Check every line below for the string "Formation", and copy the lines that contain it.

• [DATA SHOWN]:
---------------
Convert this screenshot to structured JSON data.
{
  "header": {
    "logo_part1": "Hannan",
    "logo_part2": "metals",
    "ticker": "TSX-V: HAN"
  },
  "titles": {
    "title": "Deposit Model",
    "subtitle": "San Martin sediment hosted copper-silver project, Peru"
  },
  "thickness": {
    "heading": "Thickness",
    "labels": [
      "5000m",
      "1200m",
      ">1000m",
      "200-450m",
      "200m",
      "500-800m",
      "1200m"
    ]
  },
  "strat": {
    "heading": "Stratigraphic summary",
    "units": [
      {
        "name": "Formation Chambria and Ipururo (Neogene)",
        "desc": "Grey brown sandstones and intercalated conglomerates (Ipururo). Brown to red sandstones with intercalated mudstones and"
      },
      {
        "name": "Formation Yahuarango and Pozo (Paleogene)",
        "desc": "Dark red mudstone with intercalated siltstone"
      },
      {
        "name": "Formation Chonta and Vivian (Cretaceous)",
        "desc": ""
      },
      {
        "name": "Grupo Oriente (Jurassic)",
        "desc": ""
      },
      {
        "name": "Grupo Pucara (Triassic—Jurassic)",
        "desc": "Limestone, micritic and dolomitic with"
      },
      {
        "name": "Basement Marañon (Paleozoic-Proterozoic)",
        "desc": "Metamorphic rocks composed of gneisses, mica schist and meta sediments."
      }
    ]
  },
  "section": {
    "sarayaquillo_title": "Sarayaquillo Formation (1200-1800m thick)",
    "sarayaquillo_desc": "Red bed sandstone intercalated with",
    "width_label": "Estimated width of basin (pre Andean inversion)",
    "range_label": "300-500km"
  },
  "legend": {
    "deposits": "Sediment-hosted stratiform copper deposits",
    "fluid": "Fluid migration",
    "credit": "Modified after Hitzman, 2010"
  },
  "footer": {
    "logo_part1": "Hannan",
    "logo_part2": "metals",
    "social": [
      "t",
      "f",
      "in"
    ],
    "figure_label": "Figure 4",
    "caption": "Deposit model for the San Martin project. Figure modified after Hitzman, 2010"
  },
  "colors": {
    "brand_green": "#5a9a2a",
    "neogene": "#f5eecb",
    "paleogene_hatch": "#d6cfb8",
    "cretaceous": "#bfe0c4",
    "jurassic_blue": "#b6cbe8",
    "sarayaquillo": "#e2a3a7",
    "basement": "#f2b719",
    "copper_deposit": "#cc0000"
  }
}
---------------
• [SOLUTION TO THIS PROBLEM]:
        "name": "Formation Chambria and Ipururo (Neogene)",
        "name": "Formation Yahuarango and Pozo (Paleogene)",
        "name": "Formation Chonta and Vivian (Cretaceous)",
    "sarayaquillo_title": "Sarayaquillo Formation (1200-1800m thick)",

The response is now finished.